| Exercise brief |
Quote each line of the material verbatim, without the pictures.
-- BEGIN --
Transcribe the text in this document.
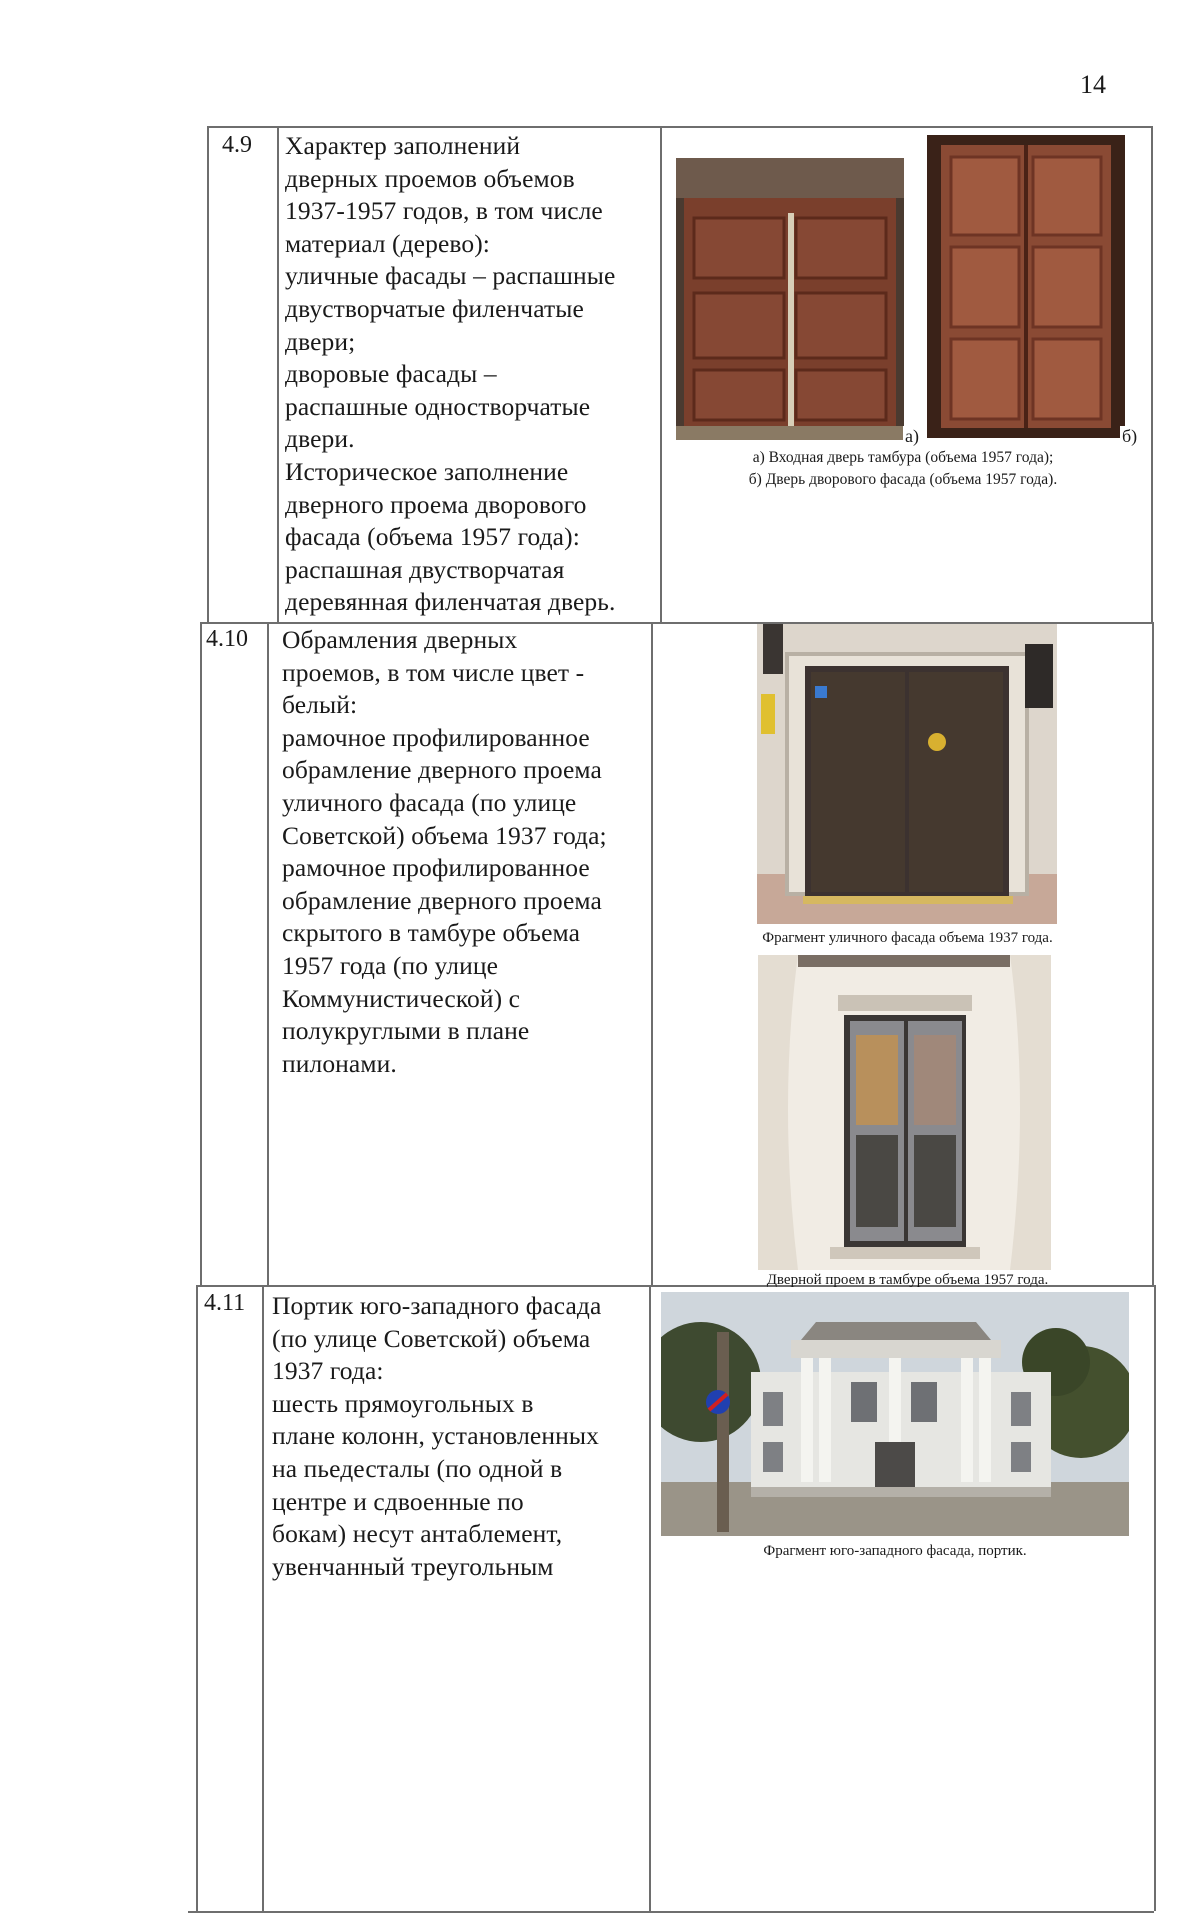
14
4.9 Характер заполнений
дверных проемов объемов
1937-1957 годов, в том числе
материал (дерево):
уличные фасады – распашные
двустворчатые филенчатые
двери;
дворовые фасады –
распашные одностворчатые
двери.
Историческое заполнение
дверного проема дворового
фасада (объема 1957 года):
распашная двустворчатая
деревянная филенчатая дверь.
а)	б)
а) Входная дверь тамбура (объема 1957 года);
б) Дверь дворового фасада (объема 1957 года).
4.10 Обрамления дверных
проемов, в том числе цвет -
белый:
рамочное профилированное
обрамление дверного проема
уличного фасада (по улице
Советской) объема 1937 года;
рамочное профилированное
обрамление дверного проема
скрытого в тамбуре объема
1957 года (по улице
Коммунистической) с
полукруглыми в плане
пилонами.
Фрагмент уличного фасада объема 1937 года.
Дверной проем в тамбуре объема 1957 года.
4.11 Портик юго-западного фасада
(по улице Советской) объема
1937 года:
шесть прямоугольных в
плане колонн, установленных
на пьедесталы (по одной в
центре и сдвоенные по
бокам) несут антаблемент,
увенчанный треугольным
Фрагмент юго-западного фасада, портик.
-- END --
| Exercise result |
Transcribe the text in this document.
14
4.9 Характер заполнений
дверных проемов объемов
1937-1957 годов, в том числе
материал (дерево):
уличные фасады – распашные
двустворчатые филенчатые
двери;
дворовые фасады –
распашные одностворчатые
двери.
Историческое заполнение
дверного проема дворового
фасада (объема 1957 года):
распашная двустворчатая
деревянная филенчатая дверь.
а)	б)
а) Входная дверь тамбура (объема 1957 года);
б) Дверь дворового фасада (объема 1957 года).
4.10 Обрамления дверных
проемов, в том числе цвет -
белый:
рамочное профилированное
обрамление дверного проема
уличного фасада (по улице
Советской) объема 1937 года;
рамочное профилированное
обрамление дверного проема
скрытого в тамбуре объема
1957 года (по улице
Коммунистической) с
полукруглыми в плане
пилонами.
Фрагмент уличного фасада объема 1937 года.
Дверной проем в тамбуре объема 1957 года.
4.11 Портик юго-западного фасада
(по улице Советской) объема
1937 года:
шесть прямоугольных в
плане колонн, установленных
на пьедесталы (по одной в
центре и сдвоенные по
бокам) несут антаблемент,
увенчанный треугольным
Фрагмент юго-западного фасада, портик.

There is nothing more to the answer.